[TASK INPUT start]

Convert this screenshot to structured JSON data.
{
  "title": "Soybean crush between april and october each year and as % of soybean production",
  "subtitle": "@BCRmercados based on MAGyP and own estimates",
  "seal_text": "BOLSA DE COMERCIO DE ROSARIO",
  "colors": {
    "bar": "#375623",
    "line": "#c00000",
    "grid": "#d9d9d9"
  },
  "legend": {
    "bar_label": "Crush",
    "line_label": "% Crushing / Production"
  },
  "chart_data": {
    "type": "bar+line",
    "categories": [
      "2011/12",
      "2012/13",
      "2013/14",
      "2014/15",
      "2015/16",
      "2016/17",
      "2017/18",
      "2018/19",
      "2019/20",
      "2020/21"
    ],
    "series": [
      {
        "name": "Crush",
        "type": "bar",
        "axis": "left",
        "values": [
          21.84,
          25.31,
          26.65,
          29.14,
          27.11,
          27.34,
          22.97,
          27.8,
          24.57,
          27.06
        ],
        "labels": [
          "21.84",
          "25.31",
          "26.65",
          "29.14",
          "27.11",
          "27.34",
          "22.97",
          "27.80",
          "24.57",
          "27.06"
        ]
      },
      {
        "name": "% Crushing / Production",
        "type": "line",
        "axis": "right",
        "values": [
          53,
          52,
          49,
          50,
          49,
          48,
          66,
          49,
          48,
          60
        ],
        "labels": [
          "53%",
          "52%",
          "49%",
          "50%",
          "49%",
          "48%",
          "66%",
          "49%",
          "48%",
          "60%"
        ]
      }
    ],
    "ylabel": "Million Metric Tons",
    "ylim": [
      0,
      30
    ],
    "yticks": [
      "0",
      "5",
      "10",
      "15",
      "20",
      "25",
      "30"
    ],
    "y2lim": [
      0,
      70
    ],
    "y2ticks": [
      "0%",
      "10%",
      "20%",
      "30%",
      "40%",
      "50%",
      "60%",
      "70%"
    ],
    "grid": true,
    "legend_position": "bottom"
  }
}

[TASK INPUT end]

> **GIVEN TASK**
Write out all records exactly, keeping every detail.

> **TASK RESPONSE**
Convert this screenshot to structured JSON data.
{
  "title": "Soybean crush between april and october each year and as % of soybean production",
  "subtitle": "@BCRmercados based on MAGyP and own estimates",
  "seal_text": "BOLSA DE COMERCIO DE ROSARIO",
  "colors": {
    "bar": "#375623",
    "line": "#c00000",
    "grid": "#d9d9d9"
  },
  "legend": {
    "bar_label": "Crush",
    "line_label": "% Crushing / Production"
  },
  "chart_data": {
    "type": "bar+line",
    "categories": [
      "2011/12",
      "2012/13",
      "2013/14",
      "2014/15",
      "2015/16",
      "2016/17",
      "2017/18",
      "2018/19",
      "2019/20",
      "2020/21"
    ],
    "series": [
      {
        "name": "Crush",
        "type": "bar",
        "axis": "left",
        "values": [
          21.84,
          25.31,
          26.65,
          29.14,
          27.11,
          27.34,
          22.97,
          27.8,
          24.57,
          27.06
        ],
        "labels": [
          "21.84",
          "25.31",
          "26.65",
          "29.14",
          "27.11",
          "27.34",
          "22.97",
          "27.80",
          "24.57",
          "27.06"
        ]
      },
      {
        "name": "% Crushing / Production",
        "type": "line",
        "axis": "right",
        "values": [
          53,
          52,
          49,
          50,
          49,
          48,
          66,
          49,
          48,
          60
        ],
        "labels": [
          "53%",
          "52%",
          "49%",
          "50%",
          "49%",
          "48%",
          "66%",
          "49%",
          "48%",
          "60%"
        ]
      }
    ],
    "ylabel": "Million Metric Tons",
    "ylim": [
      0,
      30
    ],
    "yticks": [
      "0",
      "5",
      "10",
      "15",
      "20",
      "25",
      "30"
    ],
    "y2lim": [
      0,
      70
    ],
    "y2ticks": [
      "0%",
      "10%",
      "20%",
      "30%",
      "40%",
      "50%",
      "60%",
      "70%"
    ],
    "grid": true,
    "legend_position": "bottom"
  }
}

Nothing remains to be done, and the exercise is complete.